# CHALLENGE:
Check each line of the data below for the word "color", then extract the ones that have it.

# Data entries:
>>
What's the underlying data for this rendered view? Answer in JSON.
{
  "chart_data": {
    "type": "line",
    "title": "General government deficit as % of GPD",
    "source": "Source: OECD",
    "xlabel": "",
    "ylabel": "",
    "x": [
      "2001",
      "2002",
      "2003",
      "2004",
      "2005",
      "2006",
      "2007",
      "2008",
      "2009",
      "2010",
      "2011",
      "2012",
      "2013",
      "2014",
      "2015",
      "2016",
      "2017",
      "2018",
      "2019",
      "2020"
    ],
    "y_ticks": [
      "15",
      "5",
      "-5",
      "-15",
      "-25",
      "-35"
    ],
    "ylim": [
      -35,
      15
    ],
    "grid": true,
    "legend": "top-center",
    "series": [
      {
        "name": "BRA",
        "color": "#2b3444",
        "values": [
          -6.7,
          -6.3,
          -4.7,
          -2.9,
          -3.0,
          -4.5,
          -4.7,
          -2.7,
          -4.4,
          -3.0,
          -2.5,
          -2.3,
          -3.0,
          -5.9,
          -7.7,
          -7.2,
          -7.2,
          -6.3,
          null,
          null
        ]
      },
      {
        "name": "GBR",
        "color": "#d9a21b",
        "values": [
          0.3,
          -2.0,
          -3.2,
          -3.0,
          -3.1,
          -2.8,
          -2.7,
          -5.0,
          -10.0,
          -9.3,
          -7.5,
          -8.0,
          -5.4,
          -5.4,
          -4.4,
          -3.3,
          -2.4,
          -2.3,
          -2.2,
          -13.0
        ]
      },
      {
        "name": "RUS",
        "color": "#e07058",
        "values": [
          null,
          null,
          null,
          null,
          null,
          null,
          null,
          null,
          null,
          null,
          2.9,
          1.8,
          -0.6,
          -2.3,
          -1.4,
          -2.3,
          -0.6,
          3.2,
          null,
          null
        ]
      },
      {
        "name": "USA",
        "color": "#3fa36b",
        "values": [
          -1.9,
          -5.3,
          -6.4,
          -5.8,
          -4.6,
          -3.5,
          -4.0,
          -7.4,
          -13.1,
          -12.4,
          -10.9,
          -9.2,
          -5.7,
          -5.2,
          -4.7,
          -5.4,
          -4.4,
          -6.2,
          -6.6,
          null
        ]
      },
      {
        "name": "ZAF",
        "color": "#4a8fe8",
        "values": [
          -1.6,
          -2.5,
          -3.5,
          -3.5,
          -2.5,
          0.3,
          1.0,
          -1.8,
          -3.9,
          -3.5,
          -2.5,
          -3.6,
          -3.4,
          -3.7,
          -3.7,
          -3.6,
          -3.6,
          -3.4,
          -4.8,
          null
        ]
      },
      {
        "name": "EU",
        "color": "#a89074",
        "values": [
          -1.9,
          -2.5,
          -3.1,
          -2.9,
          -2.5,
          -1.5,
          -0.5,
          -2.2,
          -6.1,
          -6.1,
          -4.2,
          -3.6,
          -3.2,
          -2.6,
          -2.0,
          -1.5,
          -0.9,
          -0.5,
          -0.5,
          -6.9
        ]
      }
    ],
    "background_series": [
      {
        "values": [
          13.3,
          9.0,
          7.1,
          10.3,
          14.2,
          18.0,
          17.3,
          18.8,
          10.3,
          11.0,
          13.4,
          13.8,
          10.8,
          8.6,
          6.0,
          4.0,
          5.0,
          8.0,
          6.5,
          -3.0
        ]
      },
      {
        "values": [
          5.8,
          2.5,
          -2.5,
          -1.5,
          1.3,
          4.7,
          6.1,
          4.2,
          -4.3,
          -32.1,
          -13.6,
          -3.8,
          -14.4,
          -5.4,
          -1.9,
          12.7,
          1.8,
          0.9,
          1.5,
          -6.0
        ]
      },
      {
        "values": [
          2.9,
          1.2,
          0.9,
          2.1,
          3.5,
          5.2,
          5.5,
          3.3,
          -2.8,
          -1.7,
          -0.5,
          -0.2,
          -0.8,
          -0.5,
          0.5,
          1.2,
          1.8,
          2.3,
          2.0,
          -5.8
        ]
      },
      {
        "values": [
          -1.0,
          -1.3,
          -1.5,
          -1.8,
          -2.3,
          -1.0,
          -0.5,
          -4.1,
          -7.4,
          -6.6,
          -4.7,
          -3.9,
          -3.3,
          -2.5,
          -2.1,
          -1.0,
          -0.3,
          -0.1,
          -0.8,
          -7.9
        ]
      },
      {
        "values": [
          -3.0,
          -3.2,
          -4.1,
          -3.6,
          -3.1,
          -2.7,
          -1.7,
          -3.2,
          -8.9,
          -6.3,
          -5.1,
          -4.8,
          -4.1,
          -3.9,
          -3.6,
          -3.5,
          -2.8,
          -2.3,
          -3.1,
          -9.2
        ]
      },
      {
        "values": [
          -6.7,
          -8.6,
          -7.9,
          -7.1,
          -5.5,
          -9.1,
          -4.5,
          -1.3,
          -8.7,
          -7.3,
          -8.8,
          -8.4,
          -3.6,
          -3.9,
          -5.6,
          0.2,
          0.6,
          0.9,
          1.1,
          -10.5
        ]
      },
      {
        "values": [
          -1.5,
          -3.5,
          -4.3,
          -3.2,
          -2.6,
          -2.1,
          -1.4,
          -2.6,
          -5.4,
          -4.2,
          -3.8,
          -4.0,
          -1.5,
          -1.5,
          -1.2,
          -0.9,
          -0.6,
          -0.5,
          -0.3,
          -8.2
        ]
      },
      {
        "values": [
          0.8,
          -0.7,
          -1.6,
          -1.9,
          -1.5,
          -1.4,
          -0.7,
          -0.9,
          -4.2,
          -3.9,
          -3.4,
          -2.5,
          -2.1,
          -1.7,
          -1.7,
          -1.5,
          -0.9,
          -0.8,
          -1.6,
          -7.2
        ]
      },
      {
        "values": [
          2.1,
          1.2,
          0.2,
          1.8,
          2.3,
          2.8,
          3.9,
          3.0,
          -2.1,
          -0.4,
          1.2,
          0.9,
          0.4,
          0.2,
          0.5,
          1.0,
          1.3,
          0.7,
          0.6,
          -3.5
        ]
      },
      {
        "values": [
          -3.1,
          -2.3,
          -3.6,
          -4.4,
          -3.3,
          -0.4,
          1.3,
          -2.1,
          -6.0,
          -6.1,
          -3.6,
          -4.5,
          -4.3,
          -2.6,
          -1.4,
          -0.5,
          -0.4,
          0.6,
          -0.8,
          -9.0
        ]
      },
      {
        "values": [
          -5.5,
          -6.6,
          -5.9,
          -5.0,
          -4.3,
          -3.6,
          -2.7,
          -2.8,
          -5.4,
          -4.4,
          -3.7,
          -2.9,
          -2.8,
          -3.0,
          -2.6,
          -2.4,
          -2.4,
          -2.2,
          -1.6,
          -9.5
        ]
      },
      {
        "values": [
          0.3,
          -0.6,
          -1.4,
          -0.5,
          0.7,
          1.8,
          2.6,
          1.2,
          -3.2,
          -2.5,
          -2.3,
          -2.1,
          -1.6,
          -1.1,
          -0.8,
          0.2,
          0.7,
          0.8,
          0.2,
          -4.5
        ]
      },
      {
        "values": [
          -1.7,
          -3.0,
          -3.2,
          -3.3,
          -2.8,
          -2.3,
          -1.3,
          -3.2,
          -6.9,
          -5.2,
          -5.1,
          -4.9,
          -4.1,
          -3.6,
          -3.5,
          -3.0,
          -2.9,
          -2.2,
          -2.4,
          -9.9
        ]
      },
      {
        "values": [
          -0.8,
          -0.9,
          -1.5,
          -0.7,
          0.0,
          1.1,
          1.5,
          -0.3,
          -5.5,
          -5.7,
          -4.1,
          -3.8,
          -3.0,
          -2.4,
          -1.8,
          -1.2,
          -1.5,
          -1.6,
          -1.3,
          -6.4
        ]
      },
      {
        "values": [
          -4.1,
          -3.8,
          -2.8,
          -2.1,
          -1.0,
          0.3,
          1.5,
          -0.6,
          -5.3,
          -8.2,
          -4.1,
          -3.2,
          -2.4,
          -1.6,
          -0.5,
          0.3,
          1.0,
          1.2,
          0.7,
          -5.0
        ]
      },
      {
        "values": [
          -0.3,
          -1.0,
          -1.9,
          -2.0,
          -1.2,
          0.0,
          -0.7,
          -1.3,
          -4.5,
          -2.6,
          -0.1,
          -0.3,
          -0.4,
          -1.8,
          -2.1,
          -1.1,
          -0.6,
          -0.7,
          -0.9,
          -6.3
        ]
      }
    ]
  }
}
<<
# ANSWER IN FULL:
        "color": "#2b3444",
        "color": "#d9a21b",
        "color": "#e07058",
        "color": "#3fa36b",
        "color": "#4a8fe8",
        "color": "#a89074",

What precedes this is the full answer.